# [TEXT PROVIDED]

Resting State Human Imaging Studies
While perhaps less theoretically constrained than task-based studies, one clear benefit of RSFC studies is the ease of repeatability and replication across samples and sites. It has been suggested that resting state connectivity abnormalities may reflect dysregulated self-representation in MDD ( Sheline et al., 2010 ; Northoff et al., 2011 ; Marchetti et al., 2012 ). A recent meta-analysis found overall frontoparietal hypoconnectivity in MDD ( Kaiser et al., 2015 ). Others have found an overall increase in default mode network connectivity in MDD (for recent reviews, see Dutta et al., 2014 ; Dichter et al., 2015 ).
While the majority of resting state studies examining abnormalities in MDD has focused on the default mode network, a growing literature has specifically examined cortical-subcortical interactions. Some RSFC studies examining VS connectivity have found decreased vmPFC-VS and sgACC- VS connectivity in adult depressed patients as compared with healthy controls ( Furman et al., 2011 ; Kaiser et al., 2015 ) as well as in adolescents with MDD ( Ho et al., 2015 ). However, another study found just the opposite in adolescents ( Gabbay et al., 2013 ). RSFC between the VS and PFC is associated with the number of depressive episodes ( Meng et al., 2014 ), as well as MDD severity ( Satterthwaite et al., 2015b ), suggesting that the topology of the striatum’s connectivity is associated with the course of episodes in MDD. In children and adolescents at high familial risk for MDD it was recently found that they had significantly decreased connectivity between the VS and other areas of the DMN as compared with a low risk group ( Frost Bellgowan et al., 2015 ). Despite these positive findings, it is difficult to know the number of negative PFC-VS findings in RSFC studies of MDD, though it appears that there may be several ( Dutta et al., 2014 ; Dichter et al., 2015 ).
Structural Studies
A recent meta-analysis of studies using DTI in MDD found no specific abnormalities in the major white matter pathways connecting the PFC and VS (the medial forebrain bundle) and some empirical evidence ( Guo et al., 2012a , b ) to the contrary. Interestingly, however, a few recent studies have found that type of MDD may be associated with whether abnormalities in the medial forebrain bundle are present in depressed patients ( Bracht et al., 2015b ). In particular, it has been reported that individuals with melancholic MDD may be the ones who have specifically abnormalities in these white matter pathways, whereas nonmelancholic depressed patients appear not to have these abnormalitites ( Bracht et al., 2014 , 2015a ).

# [TASKS]
1 - Reproduce word for word the part of the depression imaging text between "Structural Studies" and "2014 , 2015a ).", inclusive.
2 - List every study citation in the "Structural Studies" section of the depression imaging text, treating each lettered or dated entry as a separate citation.

# [GIVEN ENTRIES]
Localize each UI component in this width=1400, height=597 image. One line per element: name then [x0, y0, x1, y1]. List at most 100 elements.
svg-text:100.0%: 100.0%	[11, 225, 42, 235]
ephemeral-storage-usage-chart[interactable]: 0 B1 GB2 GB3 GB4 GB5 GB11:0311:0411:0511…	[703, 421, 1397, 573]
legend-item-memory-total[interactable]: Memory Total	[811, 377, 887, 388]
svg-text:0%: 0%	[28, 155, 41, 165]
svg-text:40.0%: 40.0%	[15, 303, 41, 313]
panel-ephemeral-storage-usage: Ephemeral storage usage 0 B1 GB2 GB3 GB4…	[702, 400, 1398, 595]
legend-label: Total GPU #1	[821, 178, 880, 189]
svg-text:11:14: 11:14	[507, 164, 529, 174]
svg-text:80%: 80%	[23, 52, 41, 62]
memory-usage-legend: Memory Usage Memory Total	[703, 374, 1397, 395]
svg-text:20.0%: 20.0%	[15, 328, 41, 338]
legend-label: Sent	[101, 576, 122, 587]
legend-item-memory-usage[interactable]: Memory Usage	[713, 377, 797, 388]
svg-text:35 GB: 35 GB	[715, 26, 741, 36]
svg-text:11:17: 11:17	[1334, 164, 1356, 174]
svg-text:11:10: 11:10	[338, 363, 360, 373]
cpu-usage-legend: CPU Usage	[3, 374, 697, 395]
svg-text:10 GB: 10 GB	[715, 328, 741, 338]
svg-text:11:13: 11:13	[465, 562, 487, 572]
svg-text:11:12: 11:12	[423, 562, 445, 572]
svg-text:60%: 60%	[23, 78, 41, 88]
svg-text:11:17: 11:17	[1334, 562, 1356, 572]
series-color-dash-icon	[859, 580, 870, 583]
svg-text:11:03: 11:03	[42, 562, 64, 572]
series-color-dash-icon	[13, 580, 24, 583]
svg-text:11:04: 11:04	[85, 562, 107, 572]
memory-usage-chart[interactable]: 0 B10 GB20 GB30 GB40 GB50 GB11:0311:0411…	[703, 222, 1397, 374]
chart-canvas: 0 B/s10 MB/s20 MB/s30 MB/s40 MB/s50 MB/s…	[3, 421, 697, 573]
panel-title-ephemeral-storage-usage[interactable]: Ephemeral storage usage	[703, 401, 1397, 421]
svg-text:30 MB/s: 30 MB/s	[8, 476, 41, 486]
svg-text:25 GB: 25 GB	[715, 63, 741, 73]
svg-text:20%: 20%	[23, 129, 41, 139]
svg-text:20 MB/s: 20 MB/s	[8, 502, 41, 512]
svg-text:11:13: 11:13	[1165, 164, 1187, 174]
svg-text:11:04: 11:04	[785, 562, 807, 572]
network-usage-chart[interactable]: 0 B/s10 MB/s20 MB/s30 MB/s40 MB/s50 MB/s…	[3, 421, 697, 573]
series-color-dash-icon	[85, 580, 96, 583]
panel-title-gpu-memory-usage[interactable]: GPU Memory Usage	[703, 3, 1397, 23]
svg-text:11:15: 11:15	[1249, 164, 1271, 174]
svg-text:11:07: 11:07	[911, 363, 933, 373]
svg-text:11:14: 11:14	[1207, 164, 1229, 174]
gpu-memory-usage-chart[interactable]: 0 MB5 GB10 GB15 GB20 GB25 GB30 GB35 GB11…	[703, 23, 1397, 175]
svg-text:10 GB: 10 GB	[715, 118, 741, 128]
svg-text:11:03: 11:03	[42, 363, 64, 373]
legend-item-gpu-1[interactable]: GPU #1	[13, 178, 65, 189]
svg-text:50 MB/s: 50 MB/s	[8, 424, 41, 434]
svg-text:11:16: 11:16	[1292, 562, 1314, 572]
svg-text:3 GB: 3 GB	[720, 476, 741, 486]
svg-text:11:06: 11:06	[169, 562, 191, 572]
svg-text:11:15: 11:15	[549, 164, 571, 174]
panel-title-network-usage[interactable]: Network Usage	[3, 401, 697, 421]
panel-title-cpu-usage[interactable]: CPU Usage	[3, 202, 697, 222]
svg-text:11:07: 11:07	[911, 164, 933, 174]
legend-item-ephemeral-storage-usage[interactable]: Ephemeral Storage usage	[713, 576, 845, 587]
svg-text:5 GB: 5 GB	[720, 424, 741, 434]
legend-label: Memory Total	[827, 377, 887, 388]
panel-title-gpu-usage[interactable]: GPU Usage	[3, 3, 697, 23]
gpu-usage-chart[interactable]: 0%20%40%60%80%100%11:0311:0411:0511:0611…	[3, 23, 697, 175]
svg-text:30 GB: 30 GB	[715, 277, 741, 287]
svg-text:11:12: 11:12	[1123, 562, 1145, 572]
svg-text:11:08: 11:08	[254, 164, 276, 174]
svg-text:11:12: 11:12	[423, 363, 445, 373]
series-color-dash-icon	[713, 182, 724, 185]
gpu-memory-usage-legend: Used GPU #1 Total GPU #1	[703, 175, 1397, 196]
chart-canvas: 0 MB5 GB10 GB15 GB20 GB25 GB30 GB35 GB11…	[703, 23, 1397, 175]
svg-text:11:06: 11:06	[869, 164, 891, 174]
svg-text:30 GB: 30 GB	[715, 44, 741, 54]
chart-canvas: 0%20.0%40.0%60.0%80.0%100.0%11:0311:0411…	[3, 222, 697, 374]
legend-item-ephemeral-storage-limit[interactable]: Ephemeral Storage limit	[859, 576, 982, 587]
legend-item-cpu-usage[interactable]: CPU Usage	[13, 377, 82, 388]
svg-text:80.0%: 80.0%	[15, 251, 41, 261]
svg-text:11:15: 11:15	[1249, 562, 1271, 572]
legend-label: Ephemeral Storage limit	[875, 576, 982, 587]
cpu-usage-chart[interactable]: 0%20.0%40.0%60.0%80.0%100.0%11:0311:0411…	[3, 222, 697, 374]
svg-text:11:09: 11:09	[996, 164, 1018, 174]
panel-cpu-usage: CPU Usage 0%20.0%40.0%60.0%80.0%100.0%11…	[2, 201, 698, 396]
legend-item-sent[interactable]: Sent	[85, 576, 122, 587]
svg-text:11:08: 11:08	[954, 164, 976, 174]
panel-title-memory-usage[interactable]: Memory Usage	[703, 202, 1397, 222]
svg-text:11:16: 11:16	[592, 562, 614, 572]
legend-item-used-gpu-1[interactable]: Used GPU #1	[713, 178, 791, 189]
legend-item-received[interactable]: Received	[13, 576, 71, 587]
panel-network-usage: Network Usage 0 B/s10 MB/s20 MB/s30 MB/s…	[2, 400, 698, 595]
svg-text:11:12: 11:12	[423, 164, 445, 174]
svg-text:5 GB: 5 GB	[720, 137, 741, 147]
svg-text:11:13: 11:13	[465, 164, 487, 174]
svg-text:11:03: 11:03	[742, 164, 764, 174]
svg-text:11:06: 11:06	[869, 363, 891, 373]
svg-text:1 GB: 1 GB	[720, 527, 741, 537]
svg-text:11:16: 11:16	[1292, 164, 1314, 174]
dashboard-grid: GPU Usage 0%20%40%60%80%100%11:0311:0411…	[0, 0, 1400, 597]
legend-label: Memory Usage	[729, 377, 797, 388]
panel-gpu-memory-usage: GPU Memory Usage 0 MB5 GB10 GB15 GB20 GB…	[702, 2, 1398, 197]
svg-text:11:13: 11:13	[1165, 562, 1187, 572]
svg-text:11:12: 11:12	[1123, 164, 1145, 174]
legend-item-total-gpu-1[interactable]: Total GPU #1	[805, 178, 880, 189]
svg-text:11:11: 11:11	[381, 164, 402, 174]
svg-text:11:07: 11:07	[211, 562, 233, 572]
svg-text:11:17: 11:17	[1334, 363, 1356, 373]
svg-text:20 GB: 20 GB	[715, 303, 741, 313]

# [PER-TASK ANSWERS]
1 -
Structural Studies
A recent meta-analysis of studies using DTI in MDD found no specific abnormalities in the major white matter pathways connecting the PFC and VS (the medial forebrain bundle) and some empirical evidence ( Guo et al., 2012a , b ) to the contrary. Interestingly, however, a few recent studies have found that type of MDD may be associated with whether abnormalities in the medial forebrain bundle are present in depressed patients ( Bracht et al., 2015b ). In particular, it has been reported that individuals with melancholic MDD may be the ones who have specifically abnormalities in these white matter pathways, whereas nonmelancholic depressed patients appear not to have these abnormalitites ( Bracht et al., 2014 , 2015a ).

2 -
- Guo et al., 2012a
- Guo et al., 2012b
- Bracht et al., 2015b
- Bracht et al., 2014
- Bracht et al., 2015a